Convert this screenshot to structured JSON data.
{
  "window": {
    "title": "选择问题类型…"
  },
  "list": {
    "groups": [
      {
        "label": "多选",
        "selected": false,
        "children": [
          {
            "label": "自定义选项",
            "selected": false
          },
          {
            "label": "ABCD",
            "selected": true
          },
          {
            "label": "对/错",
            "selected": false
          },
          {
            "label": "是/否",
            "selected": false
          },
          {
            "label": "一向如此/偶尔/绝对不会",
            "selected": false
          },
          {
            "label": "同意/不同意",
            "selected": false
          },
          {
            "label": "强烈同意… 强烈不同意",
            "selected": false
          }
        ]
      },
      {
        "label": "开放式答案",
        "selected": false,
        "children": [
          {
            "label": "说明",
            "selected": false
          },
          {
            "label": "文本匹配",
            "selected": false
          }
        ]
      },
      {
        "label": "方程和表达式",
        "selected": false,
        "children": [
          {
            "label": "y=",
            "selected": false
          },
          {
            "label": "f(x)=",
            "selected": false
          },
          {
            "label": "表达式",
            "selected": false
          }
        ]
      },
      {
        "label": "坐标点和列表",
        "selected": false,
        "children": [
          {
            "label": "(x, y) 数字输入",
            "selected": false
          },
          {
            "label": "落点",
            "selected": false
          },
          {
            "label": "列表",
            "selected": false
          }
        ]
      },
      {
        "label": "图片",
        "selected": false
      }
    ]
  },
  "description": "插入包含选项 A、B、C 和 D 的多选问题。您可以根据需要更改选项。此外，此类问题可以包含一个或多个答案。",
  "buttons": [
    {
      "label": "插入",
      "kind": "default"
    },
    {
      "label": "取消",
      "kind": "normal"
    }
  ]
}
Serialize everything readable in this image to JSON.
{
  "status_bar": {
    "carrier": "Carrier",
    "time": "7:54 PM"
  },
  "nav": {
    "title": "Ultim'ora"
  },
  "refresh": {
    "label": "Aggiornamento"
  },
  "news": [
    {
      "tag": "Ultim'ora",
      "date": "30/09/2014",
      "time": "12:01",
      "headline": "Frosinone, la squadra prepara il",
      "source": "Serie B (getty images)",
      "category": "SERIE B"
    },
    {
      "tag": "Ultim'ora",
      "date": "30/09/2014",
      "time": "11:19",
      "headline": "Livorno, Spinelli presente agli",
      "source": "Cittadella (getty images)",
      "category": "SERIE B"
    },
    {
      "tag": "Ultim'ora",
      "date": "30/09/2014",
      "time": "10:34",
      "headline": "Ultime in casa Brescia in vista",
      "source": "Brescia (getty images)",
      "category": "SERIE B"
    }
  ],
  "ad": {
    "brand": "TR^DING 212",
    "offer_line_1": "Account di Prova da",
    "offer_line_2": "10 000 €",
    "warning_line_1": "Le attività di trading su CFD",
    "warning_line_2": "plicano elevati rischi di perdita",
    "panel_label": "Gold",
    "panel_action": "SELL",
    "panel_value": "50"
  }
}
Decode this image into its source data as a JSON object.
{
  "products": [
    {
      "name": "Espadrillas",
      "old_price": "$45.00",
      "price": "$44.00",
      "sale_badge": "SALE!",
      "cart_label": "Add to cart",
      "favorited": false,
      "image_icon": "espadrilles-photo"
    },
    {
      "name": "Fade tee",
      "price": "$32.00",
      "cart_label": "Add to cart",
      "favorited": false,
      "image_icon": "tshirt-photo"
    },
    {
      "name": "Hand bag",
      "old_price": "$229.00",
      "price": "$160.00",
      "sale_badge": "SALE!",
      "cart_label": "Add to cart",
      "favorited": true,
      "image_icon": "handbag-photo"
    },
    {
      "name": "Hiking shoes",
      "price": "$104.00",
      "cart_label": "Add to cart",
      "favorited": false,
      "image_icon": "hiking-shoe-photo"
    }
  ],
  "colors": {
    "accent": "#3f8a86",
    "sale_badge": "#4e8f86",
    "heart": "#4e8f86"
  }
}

☆ ☆ ☆ ☆ ☆

[Goal]: From the listing above, extract all records word for word.

[Exercise response]:
Convert this screenshot to structured JSON data.
{
  "window": {
    "title": "选择问题类型…"
  },
  "list": {
    "groups": [
      {
        "label": "多选",
        "selected": false,
        "children": [
          {
            "label": "自定义选项",
            "selected": false
          },
          {
            "label": "ABCD",
            "selected": true
          },
          {
            "label": "对/错",
            "selected": false
          },
          {
            "label": "是/否",
            "selected": false
          },
          {
            "label": "一向如此/偶尔/绝对不会",
            "selected": false
          },
          {
            "label": "同意/不同意",
            "selected": false
          },
          {
            "label": "强烈同意… 强烈不同意",
            "selected": false
          }
        ]
      },
      {
        "label": "开放式答案",
        "selected": false,
        "children": [
          {
            "label": "说明",
            "selected": false
          },
          {
            "label": "文本匹配",
            "selected": false
          }
        ]
      },
      {
        "label": "方程和表达式",
        "selected": false,
        "children": [
          {
            "label": "y=",
            "selected": false
          },
          {
            "label": "f(x)=",
            "selected": false
          },
          {
            "label": "表达式",
            "selected": false
          }
        ]
      },
      {
        "label": "坐标点和列表",
        "selected": false,
        "children": [
          {
            "label": "(x, y) 数字输入",
            "selected": false
          },
          {
            "label": "落点",
            "selected": false
          },
          {
            "label": "列表",
            "selected": false
          }
        ]
      },
      {
        "label": "图片",
        "selected": false
      }
    ]
  },
  "description": "插入包含选项 A、B、C 和 D 的多选问题。您可以根据需要更改选项。此外，此类问题可以包含一个或多个答案。",
  "buttons": [
    {
      "label": "插入",
      "kind": "default"
    },
    {
      "label": "取消",
      "kind": "normal"
    }
  ]
}
Serialize everything readable in this image to JSON.
{
  "status_bar": {
    "carrier": "Carrier",
    "time": "7:54 PM"
  },
  "nav": {
    "title": "Ultim'ora"
  },
  "refresh": {
    "label": "Aggiornamento"
  },
  "news": [
    {
      "tag": "Ultim'ora",
      "date": "30/09/2014",
      "time": "12:01",
      "headline": "Frosinone, la squadra prepara il",
      "source": "Serie B (getty images)",
      "category": "SERIE B"
    },
    {
      "tag": "Ultim'ora",
      "date": "30/09/2014",
      "time": "11:19",
      "headline": "Livorno, Spinelli presente agli",
      "source": "Cittadella (getty images)",
      "category": "SERIE B"
    },
    {
      "tag": "Ultim'ora",
      "date": "30/09/2014",
      "time": "10:34",
      "headline": "Ultime in casa Brescia in vista",
      "source": "Brescia (getty images)",
      "category": "SERIE B"
    }
  ],
  "ad": {
    "brand": "TR^DING 212",
    "offer_line_1": "Account di Prova da",
    "offer_line_2": "10 000 €",
    "warning_line_1": "Le attività di trading su CFD",
    "warning_line_2": "plicano elevati rischi di perdita",
    "panel_label": "Gold",
    "panel_action": "SELL",
    "panel_value": "50"
  }
}
Decode this image into its source data as a JSON object.
{
  "products": [
    {
      "name": "Espadrillas",
      "old_price": "$45.00",
      "price": "$44.00",
      "sale_badge": "SALE!",
      "cart_label": "Add to cart",
      "favorited": false,
      "image_icon": "espadrilles-photo"
    },
    {
      "name": "Fade tee",
      "price": "$32.00",
      "cart_label": "Add to cart",
      "favorited": false,
      "image_icon": "tshirt-photo"
    },
    {
      "name": "Hand bag",
      "old_price": "$229.00",
      "price": "$160.00",
      "sale_badge": "SALE!",
      "cart_label": "Add to cart",
      "favorited": true,
      "image_icon": "handbag-photo"
    },
    {
      "name": "Hiking shoes",
      "price": "$104.00",
      "cart_label": "Add to cart",
      "favorited": false,
      "image_icon": "hiking-shoe-photo"
    }
  ],
  "colors": {
    "accent": "#3f8a86",
    "sale_badge": "#4e8f86",
    "heart": "#4e8f86"
  }
}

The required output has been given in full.